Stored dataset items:

## Begin

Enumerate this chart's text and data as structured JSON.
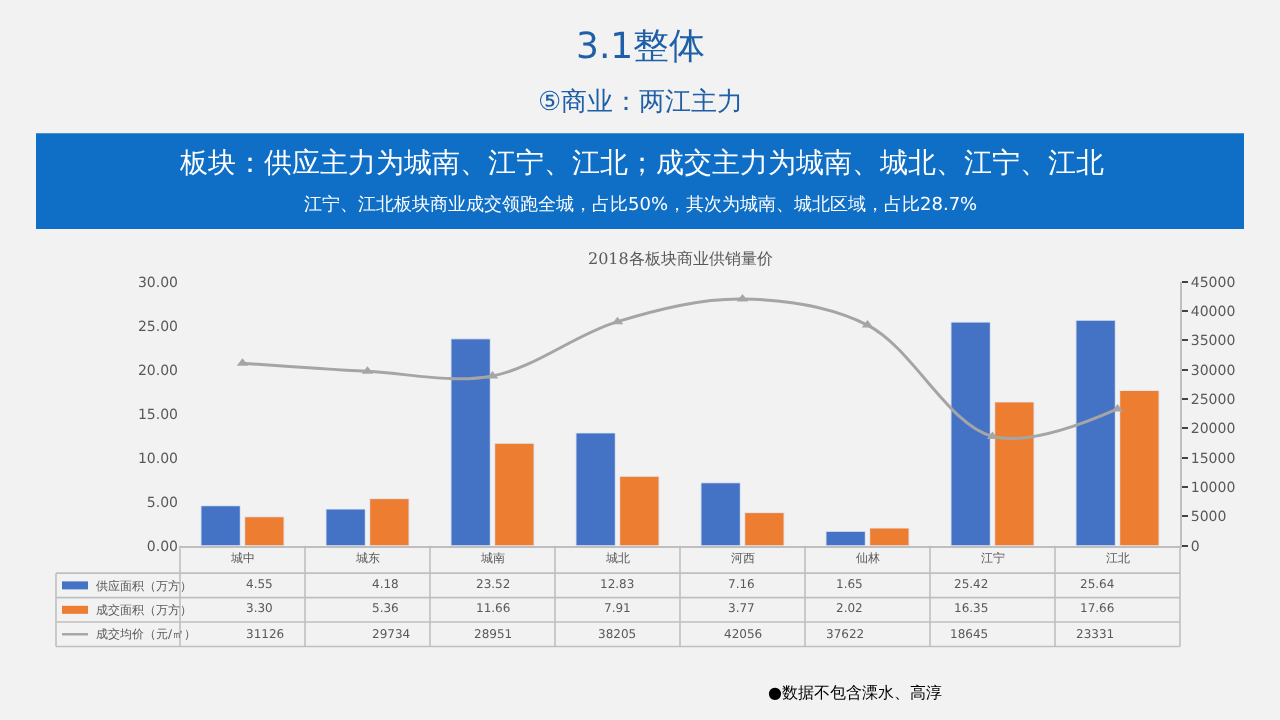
{
  "chart_data": {
    "type": "bar",
    "title": "2018各板块商业供销量价",
    "annotations": [
      "3.1整体",
      "⑤商业：两江主力",
      "板块：供应主力为城南、江宁、江北；成交主力为城南、城北、江宁、江北",
      "江宁、江北板块商业成交领跑全城，占比50%，其次为城南、城北区域，占比28.7%",
      "●数据不包含溧水、高淳"
    ],
    "categories": [
      "城中",
      "城东",
      "城南",
      "城北",
      "河西",
      "仙林",
      "江宁",
      "江北"
    ],
    "series": [
      {
        "name": "供应面积（万方）",
        "color": "#4472c4",
        "values": [
          4.55,
          4.18,
          23.52,
          12.83,
          7.16,
          1.65,
          25.42,
          25.64
        ],
        "value_labels": [
          "4.55",
          "4.18",
          "23.52",
          "12.83",
          "7.16",
          "1.65",
          "25.42",
          "25.64"
        ]
      },
      {
        "name": "成交面积（万方）",
        "color": "#ed7d31",
        "values": [
          3.3,
          5.36,
          11.66,
          7.91,
          3.77,
          2.02,
          16.35,
          17.66
        ],
        "value_labels": [
          "3.30",
          "5.36",
          "11.66",
          "7.91",
          "3.77",
          "2.02",
          "16.35",
          "17.66"
        ]
      },
      {
        "name": "成交均价（元/㎡）",
        "type": "line",
        "axis": "y2",
        "marker": "triangle",
        "color": "#a5a5a5",
        "values": [
          31126,
          29734,
          28951,
          38205,
          42056,
          37622,
          18645,
          23331
        ],
        "value_labels": [
          "31126",
          "29734",
          "28951",
          "38205",
          "42056",
          "37622",
          "18645",
          "23331"
        ]
      }
    ],
    "ylim": [
      0,
      30
    ],
    "yticks": [
      {
        "value": 0,
        "label": "0.00"
      },
      {
        "value": 5,
        "label": "5.00"
      },
      {
        "value": 10,
        "label": "10.00"
      },
      {
        "value": 15,
        "label": "15.00"
      },
      {
        "value": 20,
        "label": "20.00"
      },
      {
        "value": 25,
        "label": "25.00"
      },
      {
        "value": 30,
        "label": "30.00"
      }
    ],
    "y2lim": [
      0,
      45000
    ],
    "y2ticks": [
      0,
      5000,
      10000,
      15000,
      20000,
      25000,
      30000,
      35000,
      40000,
      45000
    ],
    "grid": false,
    "legend": "bottom"
  }
}
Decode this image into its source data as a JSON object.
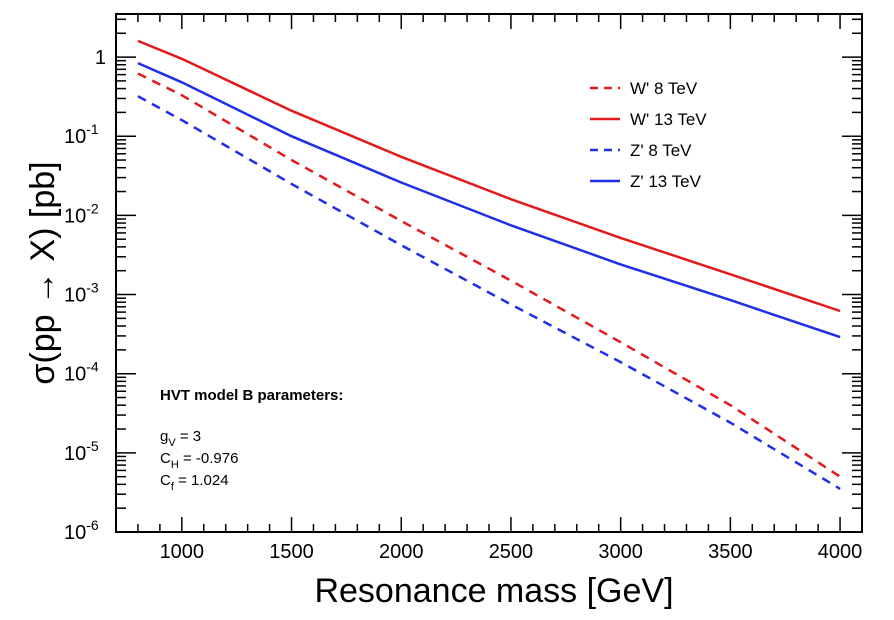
{
  "chart_data": {
    "type": "line",
    "xlabel": "Resonance mass [GeV]",
    "ylabel_parts": [
      "σ(pp ",
      "→",
      " X) [pb]"
    ],
    "xlim": [
      700,
      4100
    ],
    "ylim": [
      1e-06,
      3.5
    ],
    "yscale": "log",
    "grid": false,
    "legend_position": "top-right",
    "x_ticks": [
      {
        "value": 1000,
        "label": "1000"
      },
      {
        "value": 1500,
        "label": "1500"
      },
      {
        "value": 2000,
        "label": "2000"
      },
      {
        "value": 2500,
        "label": "2500"
      },
      {
        "value": 3000,
        "label": "3000"
      },
      {
        "value": 3500,
        "label": "3500"
      },
      {
        "value": 4000,
        "label": "4000"
      }
    ],
    "y_ticks": [
      {
        "value": 1,
        "base": "1",
        "exp": ""
      },
      {
        "value": 0.1,
        "base": "10",
        "exp": "-1"
      },
      {
        "value": 0.01,
        "base": "10",
        "exp": "-2"
      },
      {
        "value": 0.001,
        "base": "10",
        "exp": "-3"
      },
      {
        "value": 0.0001,
        "base": "10",
        "exp": "-4"
      },
      {
        "value": 1e-05,
        "base": "10",
        "exp": "-5"
      },
      {
        "value": 1e-06,
        "base": "10",
        "exp": "-6"
      }
    ],
    "series": [
      {
        "name": "W' 8 TeV",
        "color": "#e31a1c",
        "dash": true,
        "x": [
          800,
          1000,
          1500,
          2000,
          2500,
          3000,
          3500,
          4000
        ],
        "y": [
          0.62,
          0.33,
          0.05,
          0.0085,
          0.0015,
          0.00025,
          4e-05,
          5e-06
        ]
      },
      {
        "name": "W' 13 TeV",
        "color": "#e31a1c",
        "dash": false,
        "x": [
          800,
          1000,
          1500,
          2000,
          2500,
          3000,
          3500,
          4000
        ],
        "y": [
          1.6,
          0.95,
          0.21,
          0.055,
          0.016,
          0.0052,
          0.0018,
          0.00062
        ]
      },
      {
        "name": "Z' 8 TeV",
        "color": "#1f2fe8",
        "dash": true,
        "x": [
          800,
          1000,
          1500,
          2000,
          2500,
          3000,
          3500,
          4000
        ],
        "y": [
          0.32,
          0.16,
          0.025,
          0.0042,
          0.00075,
          0.00014,
          2.4e-05,
          3.5e-06
        ]
      },
      {
        "name": "Z' 13 TeV",
        "color": "#1f2fe8",
        "dash": false,
        "x": [
          800,
          1000,
          1500,
          2000,
          2500,
          3000,
          3500,
          4000
        ],
        "y": [
          0.84,
          0.48,
          0.1,
          0.026,
          0.0075,
          0.0024,
          0.00085,
          0.00029
        ]
      }
    ],
    "annotation": {
      "title": "HVT model B parameters:",
      "lines": [
        {
          "base": "g",
          "sub": "V",
          "rest": " = 3"
        },
        {
          "base": "C",
          "sub": "H",
          "rest": " = -0.976"
        },
        {
          "base": "C",
          "sub": "f",
          "rest": " = 1.024"
        }
      ]
    }
  }
}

## End

Reproduce the whole listing word for word, setting aside any pictures.

▸ Finished exercise
Enumerate this chart's text and data as structured JSON.
{
  "chart_data": {
    "type": "bar",
    "title": "2018各板块商业供销量价",
    "annotations": [
      "3.1整体",
      "⑤商业：两江主力",
      "板块：供应主力为城南、江宁、江北；成交主力为城南、城北、江宁、江北",
      "江宁、江北板块商业成交领跑全城，占比50%，其次为城南、城北区域，占比28.7%",
      "●数据不包含溧水、高淳"
    ],
    "categories": [
      "城中",
      "城东",
      "城南",
      "城北",
      "河西",
      "仙林",
      "江宁",
      "江北"
    ],
    "series": [
      {
        "name": "供应面积（万方）",
        "color": "#4472c4",
        "values": [
          4.55,
          4.18,
          23.52,
          12.83,
          7.16,
          1.65,
          25.42,
          25.64
        ],
        "value_labels": [
          "4.55",
          "4.18",
          "23.52",
          "12.83",
          "7.16",
          "1.65",
          "25.42",
          "25.64"
        ]
      },
      {
        "name": "成交面积（万方）",
        "color": "#ed7d31",
        "values": [
          3.3,
          5.36,
          11.66,
          7.91,
          3.77,
          2.02,
          16.35,
          17.66
        ],
        "value_labels": [
          "3.30",
          "5.36",
          "11.66",
          "7.91",
          "3.77",
          "2.02",
          "16.35",
          "17.66"
        ]
      },
      {
        "name": "成交均价（元/㎡）",
        "type": "line",
        "axis": "y2",
        "marker": "triangle",
        "color": "#a5a5a5",
        "values": [
          31126,
          29734,
          28951,
          38205,
          42056,
          37622,
          18645,
          23331
        ],
        "value_labels": [
          "31126",
          "29734",
          "28951",
          "38205",
          "42056",
          "37622",
          "18645",
          "23331"
        ]
      }
    ],
    "ylim": [
      0,
      30
    ],
    "yticks": [
      {
        "value": 0,
        "label": "0.00"
      },
      {
        "value": 5,
        "label": "5.00"
      },
      {
        "value": 10,
        "label": "10.00"
      },
      {
        "value": 15,
        "label": "15.00"
      },
      {
        "value": 20,
        "label": "20.00"
      },
      {
        "value": 25,
        "label": "25.00"
      },
      {
        "value": 30,
        "label": "30.00"
      }
    ],
    "y2lim": [
      0,
      45000
    ],
    "y2ticks": [
      0,
      5000,
      10000,
      15000,
      20000,
      25000,
      30000,
      35000,
      40000,
      45000
    ],
    "grid": false,
    "legend": "bottom"
  }
}
Decode this image into its source data as a JSON object.
{
  "chart_data": {
    "type": "line",
    "xlabel": "Resonance mass [GeV]",
    "ylabel_parts": [
      "σ(pp ",
      "→",
      " X) [pb]"
    ],
    "xlim": [
      700,
      4100
    ],
    "ylim": [
      1e-06,
      3.5
    ],
    "yscale": "log",
    "grid": false,
    "legend_position": "top-right",
    "x_ticks": [
      {
        "value": 1000,
        "label": "1000"
      },
      {
        "value": 1500,
        "label": "1500"
      },
      {
        "value": 2000,
        "label": "2000"
      },
      {
        "value": 2500,
        "label": "2500"
      },
      {
        "value": 3000,
        "label": "3000"
      },
      {
        "value": 3500,
        "label": "3500"
      },
      {
        "value": 4000,
        "label": "4000"
      }
    ],
    "y_ticks": [
      {
        "value": 1,
        "base": "1",
        "exp": ""
      },
      {
        "value": 0.1,
        "base": "10",
        "exp": "-1"
      },
      {
        "value": 0.01,
        "base": "10",
        "exp": "-2"
      },
      {
        "value": 0.001,
        "base": "10",
        "exp": "-3"
      },
      {
        "value": 0.0001,
        "base": "10",
        "exp": "-4"
      },
      {
        "value": 1e-05,
        "base": "10",
        "exp": "-5"
      },
      {
        "value": 1e-06,
        "base": "10",
        "exp": "-6"
      }
    ],
    "series": [
      {
        "name": "W' 8 TeV",
        "color": "#e31a1c",
        "dash": true,
        "x": [
          800,
          1000,
          1500,
          2000,
          2500,
          3000,
          3500,
          4000
        ],
        "y": [
          0.62,
          0.33,
          0.05,
          0.0085,
          0.0015,
          0.00025,
          4e-05,
          5e-06
        ]
      },
      {
        "name": "W' 13 TeV",
        "color": "#e31a1c",
        "dash": false,
        "x": [
          800,
          1000,
          1500,
          2000,
          2500,
          3000,
          3500,
          4000
        ],
        "y": [
          1.6,
          0.95,
          0.21,
          0.055,
          0.016,
          0.0052,
          0.0018,
          0.00062
        ]
      },
      {
        "name": "Z' 8 TeV",
        "color": "#1f2fe8",
        "dash": true,
        "x": [
          800,
          1000,
          1500,
          2000,
          2500,
          3000,
          3500,
          4000
        ],
        "y": [
          0.32,
          0.16,
          0.025,
          0.0042,
          0.00075,
          0.00014,
          2.4e-05,
          3.5e-06
        ]
      },
      {
        "name": "Z' 13 TeV",
        "color": "#1f2fe8",
        "dash": false,
        "x": [
          800,
          1000,
          1500,
          2000,
          2500,
          3000,
          3500,
          4000
        ],
        "y": [
          0.84,
          0.48,
          0.1,
          0.026,
          0.0075,
          0.0024,
          0.00085,
          0.00029
        ]
      }
    ],
    "annotation": {
      "title": "HVT model B parameters:",
      "lines": [
        {
          "base": "g",
          "sub": "V",
          "rest": " = 3"
        },
        {
          "base": "C",
          "sub": "H",
          "rest": " = -0.976"
        },
        {
          "base": "C",
          "sub": "f",
          "rest": " = 1.024"
        }
      ]
    }
  }
}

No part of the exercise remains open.